* **Written instruction**:
Exactly reproduce all the records, keeping pictures out of the copy.

[Records from a dataset]
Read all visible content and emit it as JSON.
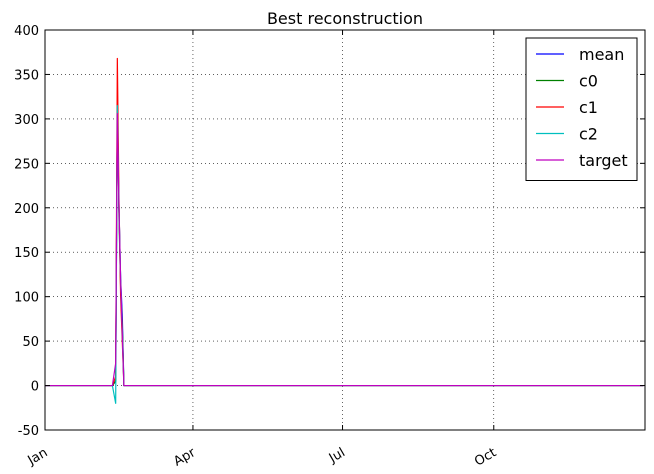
{
  "chart_data": {
    "type": "line",
    "title": "Best reconstruction",
    "xlabel": "",
    "ylabel": "",
    "x_axis": {
      "kind": "date",
      "range": [
        "Jan",
        "Dec"
      ],
      "ticks": [
        "Jan",
        "Apr",
        "Jul",
        "Oct"
      ],
      "tick_rotation_deg": -30
    },
    "ylim": [
      -50,
      400
    ],
    "yticks": [
      -50,
      0,
      50,
      100,
      150,
      200,
      250,
      300,
      350,
      400
    ],
    "grid": true,
    "legend_position": "top-right",
    "series": [
      {
        "name": "mean",
        "color": "#0000ff",
        "x": [
          "Jan 1",
          "Feb 11",
          "Feb 13",
          "Feb 14",
          "Feb 15",
          "Feb 16",
          "Feb 17",
          "Feb 18",
          "Dec 31"
        ],
        "y": [
          0,
          0,
          5,
          305,
          200,
          120,
          80,
          0,
          0
        ]
      },
      {
        "name": "c0",
        "color": "#008000",
        "x": [
          "Jan 1",
          "Feb 11",
          "Feb 13",
          "Feb 14",
          "Feb 15",
          "Feb 16",
          "Feb 17",
          "Feb 18",
          "Dec 31"
        ],
        "y": [
          0,
          0,
          5,
          310,
          190,
          110,
          70,
          0,
          0
        ]
      },
      {
        "name": "c1",
        "color": "#ff0000",
        "x": [
          "Jan 1",
          "Feb 11",
          "Feb 13",
          "Feb 14",
          "Feb 15",
          "Feb 16",
          "Feb 17",
          "Feb 18",
          "Dec 31"
        ],
        "y": [
          0,
          0,
          10,
          368,
          210,
          100,
          50,
          0,
          0
        ]
      },
      {
        "name": "c2",
        "color": "#00bfbf",
        "x": [
          "Jan 1",
          "Feb 11",
          "Feb 13",
          "Feb 14",
          "Feb 15",
          "Feb 16",
          "Feb 17",
          "Feb 18",
          "Dec 31"
        ],
        "y": [
          0,
          0,
          -20,
          315,
          200,
          120,
          60,
          0,
          0
        ]
      },
      {
        "name": "target",
        "color": "#bf00bf",
        "x": [
          "Jan 1",
          "Feb 11",
          "Feb 13",
          "Feb 14",
          "Feb 15",
          "Feb 16",
          "Feb 17",
          "Feb 18",
          "Dec 31"
        ],
        "y": [
          0,
          0,
          25,
          306,
          200,
          120,
          60,
          0,
          0
        ]
      }
    ]
  }
}
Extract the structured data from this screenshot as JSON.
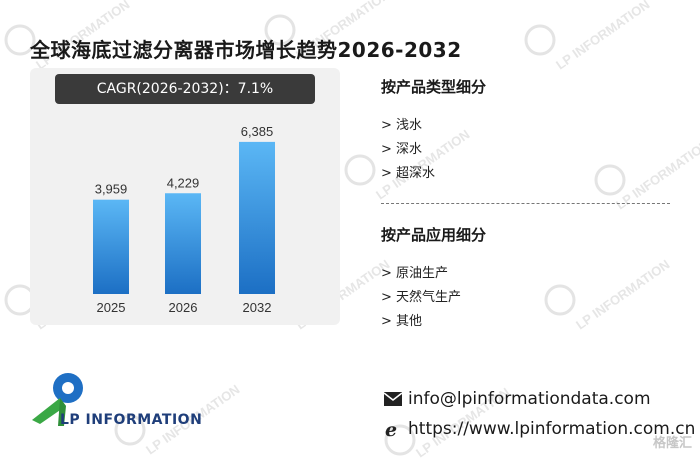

* **Written solution**:
Read all visible content and emit it as JSON.
{
  "chart_data": {
    "type": "line",
    "title": "Best reconstruction",
    "xlabel": "",
    "ylabel": "",
    "x_axis": {
      "kind": "date",
      "range": [
        "Jan",
        "Dec"
      ],
      "ticks": [
        "Jan",
        "Apr",
        "Jul",
        "Oct"
      ],
      "tick_rotation_deg": -30
    },
    "ylim": [
      -50,
      400
    ],
    "yticks": [
      -50,
      0,
      50,
      100,
      150,
      200,
      250,
      300,
      350,
      400
    ],
    "grid": true,
    "legend_position": "top-right",
    "series": [
      {
        "name": "mean",
        "color": "#0000ff",
        "x": [
          "Jan 1",
          "Feb 11",
          "Feb 13",
          "Feb 14",
          "Feb 15",
          "Feb 16",
          "Feb 17",
          "Feb 18",
          "Dec 31"
        ],
        "y": [
          0,
          0,
          5,
          305,
          200,
          120,
          80,
          0,
          0
        ]
      },
      {
        "name": "c0",
        "color": "#008000",
        "x": [
          "Jan 1",
          "Feb 11",
          "Feb 13",
          "Feb 14",
          "Feb 15",
          "Feb 16",
          "Feb 17",
          "Feb 18",
          "Dec 31"
        ],
        "y": [
          0,
          0,
          5,
          310,
          190,
          110,
          70,
          0,
          0
        ]
      },
      {
        "name": "c1",
        "color": "#ff0000",
        "x": [
          "Jan 1",
          "Feb 11",
          "Feb 13",
          "Feb 14",
          "Feb 15",
          "Feb 16",
          "Feb 17",
          "Feb 18",
          "Dec 31"
        ],
        "y": [
          0,
          0,
          10,
          368,
          210,
          100,
          50,
          0,
          0
        ]
      },
      {
        "name": "c2",
        "color": "#00bfbf",
        "x": [
          "Jan 1",
          "Feb 11",
          "Feb 13",
          "Feb 14",
          "Feb 15",
          "Feb 16",
          "Feb 17",
          "Feb 18",
          "Dec 31"
        ],
        "y": [
          0,
          0,
          -20,
          315,
          200,
          120,
          60,
          0,
          0
        ]
      },
      {
        "name": "target",
        "color": "#bf00bf",
        "x": [
          "Jan 1",
          "Feb 11",
          "Feb 13",
          "Feb 14",
          "Feb 15",
          "Feb 16",
          "Feb 17",
          "Feb 18",
          "Dec 31"
        ],
        "y": [
          0,
          0,
          25,
          306,
          200,
          120,
          60,
          0,
          0
        ]
      }
    ]
  }
}
Extract the structured data from this screenshot as JSON.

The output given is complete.